From the records below, extract all the text exactly and leave the images behind.

— Start of DATA RECORDS —

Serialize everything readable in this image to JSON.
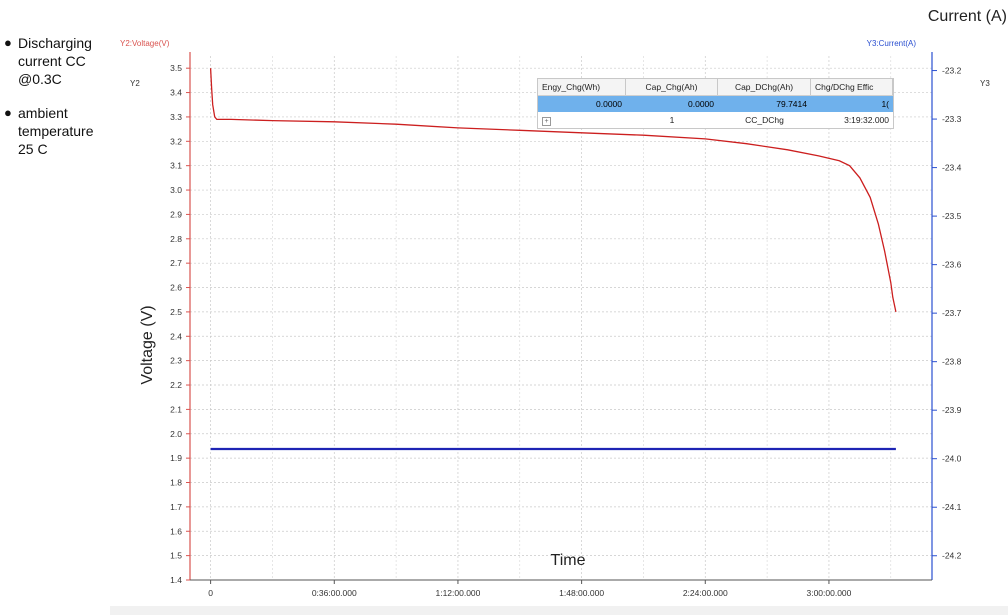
{
  "notes": [
    "Discharging current CC @0.3C",
    "ambient temperature 25 C"
  ],
  "chart_data": {
    "type": "line",
    "title": "",
    "overlay_labels": {
      "top_right": "Current (A)",
      "y_left": "Voltage (V)",
      "x": "Time"
    },
    "left_axis": {
      "header": "Y2:Voltage(V)",
      "tag": "Y2",
      "ylim": [
        1.4,
        3.55
      ],
      "ticks": [
        "1.4",
        "1.5",
        "1.6",
        "1.7",
        "1.8",
        "1.9",
        "2.0",
        "2.1",
        "2.2",
        "2.3",
        "2.4",
        "2.5",
        "2.6",
        "2.7",
        "2.8",
        "2.9",
        "3.0",
        "3.1",
        "3.2",
        "3.3",
        "3.4",
        "3.5"
      ]
    },
    "right_axis": {
      "header": "Y3:Current(A)",
      "tag": "Y3",
      "ylim": [
        -24.25,
        -23.17
      ],
      "ticks": [
        "-23.2",
        "-23.3",
        "-23.4",
        "-23.5",
        "-23.6",
        "-23.7",
        "-23.8",
        "-23.9",
        "-24.0",
        "-24.1",
        "-24.2"
      ]
    },
    "x_axis": {
      "xlim": [
        -0.1,
        3.5
      ],
      "ticks": [
        {
          "v": 0,
          "label": "0"
        },
        {
          "v": 0.6,
          "label": "0:36:00.000"
        },
        {
          "v": 1.2,
          "label": "1:12:00.000"
        },
        {
          "v": 1.8,
          "label": "1:48:00.000"
        },
        {
          "v": 2.4,
          "label": "2:24:00.000"
        },
        {
          "v": 3.0,
          "label": "3:00:00.000"
        }
      ]
    },
    "grid": true,
    "series": [
      {
        "axis": "left",
        "color": "#cc1f1f",
        "x": [
          0,
          0.005,
          0.01,
          0.02,
          0.03,
          0.05,
          0.1,
          0.3,
          0.6,
          0.9,
          1.2,
          1.5,
          1.8,
          2.1,
          2.4,
          2.6,
          2.8,
          2.95,
          3.05,
          3.1,
          3.15,
          3.2,
          3.24,
          3.27,
          3.3,
          3.31,
          3.325
        ],
        "y": [
          3.5,
          3.42,
          3.35,
          3.3,
          3.29,
          3.29,
          3.29,
          3.285,
          3.28,
          3.27,
          3.255,
          3.245,
          3.235,
          3.225,
          3.21,
          3.19,
          3.165,
          3.14,
          3.12,
          3.1,
          3.05,
          2.97,
          2.86,
          2.75,
          2.62,
          2.56,
          2.5
        ]
      },
      {
        "axis": "right",
        "color": "#1e24b4",
        "x": [
          0,
          3.325
        ],
        "y": [
          -23.98,
          -23.98
        ]
      }
    ]
  },
  "table": {
    "headers": [
      "Engy_Chg(Wh)",
      "Cap_Chg(Ah)",
      "Cap_DChg(Ah)",
      "Chg/DChg Effic"
    ],
    "selected_row": [
      "0.0000",
      "0.0000",
      "79.7414",
      "1("
    ],
    "detail_row": {
      "expander": "+",
      "index": "1",
      "step": "CC_DChg",
      "time": "3:19:32.000"
    }
  }
}
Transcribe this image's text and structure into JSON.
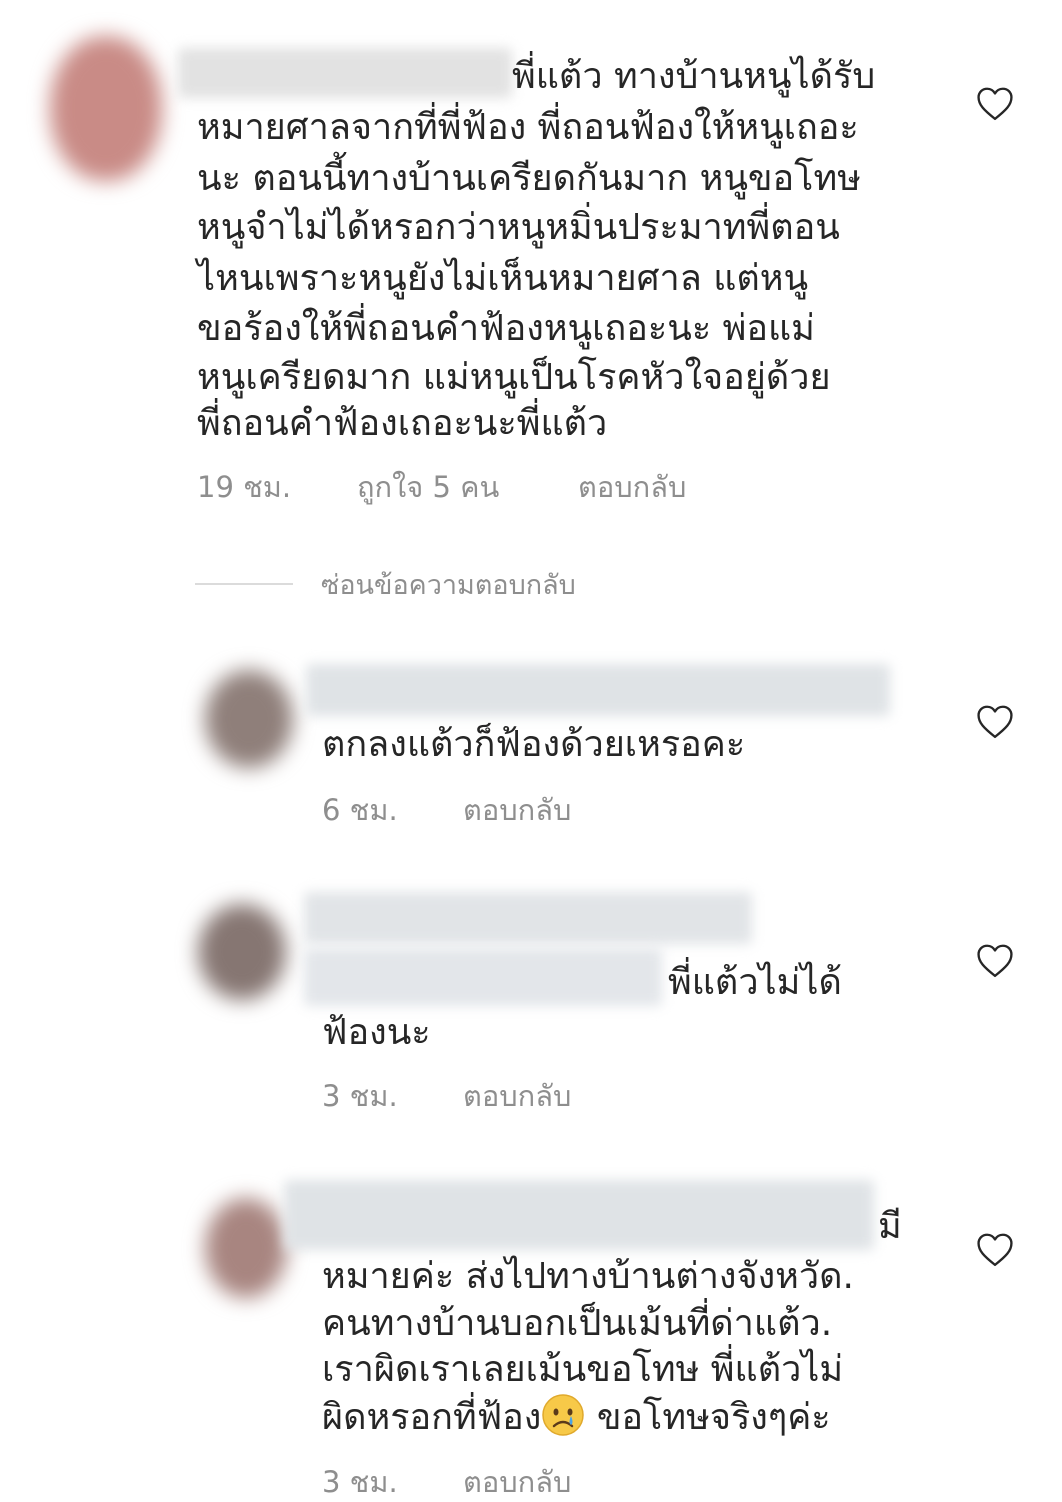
{
  "comments": [
    {
      "lines": [
        "พี่แต้ว ทางบ้านหนูได้รับ",
        "หมายศาลจากที่พี่ฟ้อง พี่ถอนฟ้องให้หนูเถอะ",
        "นะ ตอนนี้ทางบ้านเครียดกันมาก  หนูขอโทษ",
        "หนูจำไม่ได้หรอกว่าหนูหมิ่นประมาทพี่ตอน",
        "ไหนเพราะหนูยังไม่เห็นหมายศาล แต่หนู",
        "ขอร้องให้พี่ถอนคำฟ้องหนูเถอะนะ พ่อแม่",
        "หนูเครียดมาก แม่หนูเป็นโรคหัวใจอยู่ด้วย",
        "พี่ถอนคำฟ้องเถอะนะพี่แต้ว"
      ],
      "time": "19 ชม.",
      "likes": "ถูกใจ 5 คน",
      "reply": "ตอบกลับ"
    },
    {
      "lines": [
        "ตกลงแต้วก็ฟ้องด้วยเหรอคะ"
      ],
      "time": "6 ชม.",
      "reply": "ตอบกลับ"
    },
    {
      "lines": [
        "พี่แต้วไม่ได้",
        "ฟ้องนะ"
      ],
      "time": "3 ชม.",
      "reply": "ตอบกลับ"
    },
    {
      "lines": [
        "มี",
        "หมายค่ะ  ส่งไปทางบ้านต่างจังหวัด.",
        "คนทางบ้านบอกเป็นเม้นที่ด่าแต้ว.",
        "เราผิดเราเลยเม้นขอโทษ พี่แต้วไม่",
        "ผิดหรอกที่ฟ้อง",
        "  ขอโทษจริงๆค่ะ"
      ],
      "emoji": "crying-face-emoji",
      "time": "3 ชม.",
      "reply": "ตอบกลับ"
    }
  ],
  "hide_replies_label": "ซ่อนข้อความตอบกลับ",
  "icons": {
    "like": "heart-outline-icon"
  },
  "colors": {
    "text": "#262626",
    "secondary": "#8e8e8e",
    "divider": "#dbdbdb"
  }
}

— End of DATA RECORDS —

» **OUTPUT FOR THIS EXERCISE**
Serialize everything readable in this image to JSON.
{
  "notes": [
    "Discharging current CC @0.3C",
    "ambient temperature 25 C"
  ],
  "chart_data": {
    "type": "line",
    "title": "",
    "overlay_labels": {
      "top_right": "Current (A)",
      "y_left": "Voltage (V)",
      "x": "Time"
    },
    "left_axis": {
      "header": "Y2:Voltage(V)",
      "tag": "Y2",
      "ylim": [
        1.4,
        3.55
      ],
      "ticks": [
        "1.4",
        "1.5",
        "1.6",
        "1.7",
        "1.8",
        "1.9",
        "2.0",
        "2.1",
        "2.2",
        "2.3",
        "2.4",
        "2.5",
        "2.6",
        "2.7",
        "2.8",
        "2.9",
        "3.0",
        "3.1",
        "3.2",
        "3.3",
        "3.4",
        "3.5"
      ]
    },
    "right_axis": {
      "header": "Y3:Current(A)",
      "tag": "Y3",
      "ylim": [
        -24.25,
        -23.17
      ],
      "ticks": [
        "-23.2",
        "-23.3",
        "-23.4",
        "-23.5",
        "-23.6",
        "-23.7",
        "-23.8",
        "-23.9",
        "-24.0",
        "-24.1",
        "-24.2"
      ]
    },
    "x_axis": {
      "xlim": [
        -0.1,
        3.5
      ],
      "ticks": [
        {
          "v": 0,
          "label": "0"
        },
        {
          "v": 0.6,
          "label": "0:36:00.000"
        },
        {
          "v": 1.2,
          "label": "1:12:00.000"
        },
        {
          "v": 1.8,
          "label": "1:48:00.000"
        },
        {
          "v": 2.4,
          "label": "2:24:00.000"
        },
        {
          "v": 3.0,
          "label": "3:00:00.000"
        }
      ]
    },
    "grid": true,
    "series": [
      {
        "axis": "left",
        "color": "#cc1f1f",
        "x": [
          0,
          0.005,
          0.01,
          0.02,
          0.03,
          0.05,
          0.1,
          0.3,
          0.6,
          0.9,
          1.2,
          1.5,
          1.8,
          2.1,
          2.4,
          2.6,
          2.8,
          2.95,
          3.05,
          3.1,
          3.15,
          3.2,
          3.24,
          3.27,
          3.3,
          3.31,
          3.325
        ],
        "y": [
          3.5,
          3.42,
          3.35,
          3.3,
          3.29,
          3.29,
          3.29,
          3.285,
          3.28,
          3.27,
          3.255,
          3.245,
          3.235,
          3.225,
          3.21,
          3.19,
          3.165,
          3.14,
          3.12,
          3.1,
          3.05,
          2.97,
          2.86,
          2.75,
          2.62,
          2.56,
          2.5
        ]
      },
      {
        "axis": "right",
        "color": "#1e24b4",
        "x": [
          0,
          3.325
        ],
        "y": [
          -23.98,
          -23.98
        ]
      }
    ]
  },
  "table": {
    "headers": [
      "Engy_Chg(Wh)",
      "Cap_Chg(Ah)",
      "Cap_DChg(Ah)",
      "Chg/DChg Effic"
    ],
    "selected_row": [
      "0.0000",
      "0.0000",
      "79.7414",
      "1("
    ],
    "detail_row": {
      "expander": "+",
      "index": "1",
      "step": "CC_DChg",
      "time": "3:19:32.000"
    }
  }
}
Transcribe this image's text and structure into JSON.
{
  "comments": [
    {
      "lines": [
        "พี่แต้ว ทางบ้านหนูได้รับ",
        "หมายศาลจากที่พี่ฟ้อง พี่ถอนฟ้องให้หนูเถอะ",
        "นะ ตอนนี้ทางบ้านเครียดกันมาก  หนูขอโทษ",
        "หนูจำไม่ได้หรอกว่าหนูหมิ่นประมาทพี่ตอน",
        "ไหนเพราะหนูยังไม่เห็นหมายศาล แต่หนู",
        "ขอร้องให้พี่ถอนคำฟ้องหนูเถอะนะ พ่อแม่",
        "หนูเครียดมาก แม่หนูเป็นโรคหัวใจอยู่ด้วย",
        "พี่ถอนคำฟ้องเถอะนะพี่แต้ว"
      ],
      "time": "19 ชม.",
      "likes": "ถูกใจ 5 คน",
      "reply": "ตอบกลับ"
    },
    {
      "lines": [
        "ตกลงแต้วก็ฟ้องด้วยเหรอคะ"
      ],
      "time": "6 ชม.",
      "reply": "ตอบกลับ"
    },
    {
      "lines": [
        "พี่แต้วไม่ได้",
        "ฟ้องนะ"
      ],
      "time": "3 ชม.",
      "reply": "ตอบกลับ"
    },
    {
      "lines": [
        "มี",
        "หมายค่ะ  ส่งไปทางบ้านต่างจังหวัด.",
        "คนทางบ้านบอกเป็นเม้นที่ด่าแต้ว.",
        "เราผิดเราเลยเม้นขอโทษ พี่แต้วไม่",
        "ผิดหรอกที่ฟ้อง",
        "  ขอโทษจริงๆค่ะ"
      ],
      "emoji": "crying-face-emoji",
      "time": "3 ชม.",
      "reply": "ตอบกลับ"
    }
  ],
  "hide_replies_label": "ซ่อนข้อความตอบกลับ",
  "icons": {
    "like": "heart-outline-icon"
  },
  "colors": {
    "text": "#262626",
    "secondary": "#8e8e8e",
    "divider": "#dbdbdb"
  }
}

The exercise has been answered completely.